(Records that describe figures)
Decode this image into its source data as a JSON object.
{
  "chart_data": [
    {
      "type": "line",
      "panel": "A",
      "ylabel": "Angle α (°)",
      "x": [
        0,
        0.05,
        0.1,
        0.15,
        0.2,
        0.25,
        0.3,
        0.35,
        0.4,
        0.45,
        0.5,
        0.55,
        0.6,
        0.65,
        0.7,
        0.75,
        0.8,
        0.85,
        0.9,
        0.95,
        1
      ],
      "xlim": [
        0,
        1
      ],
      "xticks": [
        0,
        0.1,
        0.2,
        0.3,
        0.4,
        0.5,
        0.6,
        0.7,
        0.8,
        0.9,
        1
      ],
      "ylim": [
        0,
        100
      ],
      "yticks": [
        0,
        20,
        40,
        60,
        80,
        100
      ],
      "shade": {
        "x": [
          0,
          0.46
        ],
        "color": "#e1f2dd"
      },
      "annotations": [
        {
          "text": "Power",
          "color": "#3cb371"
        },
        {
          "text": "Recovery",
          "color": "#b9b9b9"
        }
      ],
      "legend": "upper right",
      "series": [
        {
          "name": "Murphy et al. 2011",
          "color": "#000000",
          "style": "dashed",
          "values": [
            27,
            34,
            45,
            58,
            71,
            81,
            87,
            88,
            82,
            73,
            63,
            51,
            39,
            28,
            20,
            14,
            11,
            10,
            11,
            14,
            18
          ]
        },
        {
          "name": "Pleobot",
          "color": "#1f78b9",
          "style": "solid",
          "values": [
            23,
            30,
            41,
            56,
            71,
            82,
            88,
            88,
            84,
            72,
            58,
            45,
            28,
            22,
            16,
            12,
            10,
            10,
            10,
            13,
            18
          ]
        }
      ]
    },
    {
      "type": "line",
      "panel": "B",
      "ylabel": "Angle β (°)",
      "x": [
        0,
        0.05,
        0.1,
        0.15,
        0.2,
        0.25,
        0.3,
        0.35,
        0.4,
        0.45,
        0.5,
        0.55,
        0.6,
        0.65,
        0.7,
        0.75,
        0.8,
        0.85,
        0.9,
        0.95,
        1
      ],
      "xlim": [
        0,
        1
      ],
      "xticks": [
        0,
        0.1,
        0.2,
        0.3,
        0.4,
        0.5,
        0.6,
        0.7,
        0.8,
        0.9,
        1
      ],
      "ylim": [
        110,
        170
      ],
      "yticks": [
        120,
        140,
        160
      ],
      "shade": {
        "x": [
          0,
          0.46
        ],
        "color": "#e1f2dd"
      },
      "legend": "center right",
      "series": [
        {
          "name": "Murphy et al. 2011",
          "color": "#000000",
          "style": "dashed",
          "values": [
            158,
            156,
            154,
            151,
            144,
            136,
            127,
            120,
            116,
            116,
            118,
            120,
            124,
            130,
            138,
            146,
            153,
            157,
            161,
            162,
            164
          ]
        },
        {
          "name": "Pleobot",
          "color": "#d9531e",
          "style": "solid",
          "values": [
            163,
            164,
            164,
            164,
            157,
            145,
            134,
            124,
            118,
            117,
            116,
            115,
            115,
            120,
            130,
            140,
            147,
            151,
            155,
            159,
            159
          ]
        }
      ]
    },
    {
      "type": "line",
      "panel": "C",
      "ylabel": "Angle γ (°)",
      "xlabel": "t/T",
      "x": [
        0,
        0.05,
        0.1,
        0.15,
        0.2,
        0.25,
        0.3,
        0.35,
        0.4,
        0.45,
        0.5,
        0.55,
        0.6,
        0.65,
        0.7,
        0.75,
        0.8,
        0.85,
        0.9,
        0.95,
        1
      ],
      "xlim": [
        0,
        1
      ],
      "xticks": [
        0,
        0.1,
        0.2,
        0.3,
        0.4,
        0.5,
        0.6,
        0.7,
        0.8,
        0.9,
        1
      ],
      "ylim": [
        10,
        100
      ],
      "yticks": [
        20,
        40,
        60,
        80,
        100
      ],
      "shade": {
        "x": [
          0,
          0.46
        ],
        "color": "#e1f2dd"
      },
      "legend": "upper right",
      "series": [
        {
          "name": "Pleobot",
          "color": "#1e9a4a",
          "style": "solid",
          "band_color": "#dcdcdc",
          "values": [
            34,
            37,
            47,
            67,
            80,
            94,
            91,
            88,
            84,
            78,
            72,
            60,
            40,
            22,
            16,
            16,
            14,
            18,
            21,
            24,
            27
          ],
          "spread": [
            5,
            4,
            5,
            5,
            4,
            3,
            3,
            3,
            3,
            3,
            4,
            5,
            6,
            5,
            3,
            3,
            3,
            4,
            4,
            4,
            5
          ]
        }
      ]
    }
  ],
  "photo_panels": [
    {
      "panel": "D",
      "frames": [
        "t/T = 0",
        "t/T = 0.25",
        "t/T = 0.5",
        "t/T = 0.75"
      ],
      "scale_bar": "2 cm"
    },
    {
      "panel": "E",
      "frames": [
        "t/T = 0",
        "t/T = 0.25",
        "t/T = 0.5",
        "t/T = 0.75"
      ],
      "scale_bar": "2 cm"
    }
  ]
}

> **To do**
Take the listing above and set it down exactly.

> **Response to the task**
Decode this image into its source data as a JSON object.
{
  "chart_data": [
    {
      "type": "line",
      "panel": "A",
      "ylabel": "Angle α (°)",
      "x": [
        0,
        0.05,
        0.1,
        0.15,
        0.2,
        0.25,
        0.3,
        0.35,
        0.4,
        0.45,
        0.5,
        0.55,
        0.6,
        0.65,
        0.7,
        0.75,
        0.8,
        0.85,
        0.9,
        0.95,
        1
      ],
      "xlim": [
        0,
        1
      ],
      "xticks": [
        0,
        0.1,
        0.2,
        0.3,
        0.4,
        0.5,
        0.6,
        0.7,
        0.8,
        0.9,
        1
      ],
      "ylim": [
        0,
        100
      ],
      "yticks": [
        0,
        20,
        40,
        60,
        80,
        100
      ],
      "shade": {
        "x": [
          0,
          0.46
        ],
        "color": "#e1f2dd"
      },
      "annotations": [
        {
          "text": "Power",
          "color": "#3cb371"
        },
        {
          "text": "Recovery",
          "color": "#b9b9b9"
        }
      ],
      "legend": "upper right",
      "series": [
        {
          "name": "Murphy et al. 2011",
          "color": "#000000",
          "style": "dashed",
          "values": [
            27,
            34,
            45,
            58,
            71,
            81,
            87,
            88,
            82,
            73,
            63,
            51,
            39,
            28,
            20,
            14,
            11,
            10,
            11,
            14,
            18
          ]
        },
        {
          "name": "Pleobot",
          "color": "#1f78b9",
          "style": "solid",
          "values": [
            23,
            30,
            41,
            56,
            71,
            82,
            88,
            88,
            84,
            72,
            58,
            45,
            28,
            22,
            16,
            12,
            10,
            10,
            10,
            13,
            18
          ]
        }
      ]
    },
    {
      "type": "line",
      "panel": "B",
      "ylabel": "Angle β (°)",
      "x": [
        0,
        0.05,
        0.1,
        0.15,
        0.2,
        0.25,
        0.3,
        0.35,
        0.4,
        0.45,
        0.5,
        0.55,
        0.6,
        0.65,
        0.7,
        0.75,
        0.8,
        0.85,
        0.9,
        0.95,
        1
      ],
      "xlim": [
        0,
        1
      ],
      "xticks": [
        0,
        0.1,
        0.2,
        0.3,
        0.4,
        0.5,
        0.6,
        0.7,
        0.8,
        0.9,
        1
      ],
      "ylim": [
        110,
        170
      ],
      "yticks": [
        120,
        140,
        160
      ],
      "shade": {
        "x": [
          0,
          0.46
        ],
        "color": "#e1f2dd"
      },
      "legend": "center right",
      "series": [
        {
          "name": "Murphy et al. 2011",
          "color": "#000000",
          "style": "dashed",
          "values": [
            158,
            156,
            154,
            151,
            144,
            136,
            127,
            120,
            116,
            116,
            118,
            120,
            124,
            130,
            138,
            146,
            153,
            157,
            161,
            162,
            164
          ]
        },
        {
          "name": "Pleobot",
          "color": "#d9531e",
          "style": "solid",
          "values": [
            163,
            164,
            164,
            164,
            157,
            145,
            134,
            124,
            118,
            117,
            116,
            115,
            115,
            120,
            130,
            140,
            147,
            151,
            155,
            159,
            159
          ]
        }
      ]
    },
    {
      "type": "line",
      "panel": "C",
      "ylabel": "Angle γ (°)",
      "xlabel": "t/T",
      "x": [
        0,
        0.05,
        0.1,
        0.15,
        0.2,
        0.25,
        0.3,
        0.35,
        0.4,
        0.45,
        0.5,
        0.55,
        0.6,
        0.65,
        0.7,
        0.75,
        0.8,
        0.85,
        0.9,
        0.95,
        1
      ],
      "xlim": [
        0,
        1
      ],
      "xticks": [
        0,
        0.1,
        0.2,
        0.3,
        0.4,
        0.5,
        0.6,
        0.7,
        0.8,
        0.9,
        1
      ],
      "ylim": [
        10,
        100
      ],
      "yticks": [
        20,
        40,
        60,
        80,
        100
      ],
      "shade": {
        "x": [
          0,
          0.46
        ],
        "color": "#e1f2dd"
      },
      "legend": "upper right",
      "series": [
        {
          "name": "Pleobot",
          "color": "#1e9a4a",
          "style": "solid",
          "band_color": "#dcdcdc",
          "values": [
            34,
            37,
            47,
            67,
            80,
            94,
            91,
            88,
            84,
            78,
            72,
            60,
            40,
            22,
            16,
            16,
            14,
            18,
            21,
            24,
            27
          ],
          "spread": [
            5,
            4,
            5,
            5,
            4,
            3,
            3,
            3,
            3,
            3,
            4,
            5,
            6,
            5,
            3,
            3,
            3,
            4,
            4,
            4,
            5
          ]
        }
      ]
    }
  ],
  "photo_panels": [
    {
      "panel": "D",
      "frames": [
        "t/T = 0",
        "t/T = 0.25",
        "t/T = 0.5",
        "t/T = 0.75"
      ],
      "scale_bar": "2 cm"
    },
    {
      "panel": "E",
      "frames": [
        "t/T = 0",
        "t/T = 0.25",
        "t/T = 0.5",
        "t/T = 0.75"
      ],
      "scale_bar": "2 cm"
    }
  ]
}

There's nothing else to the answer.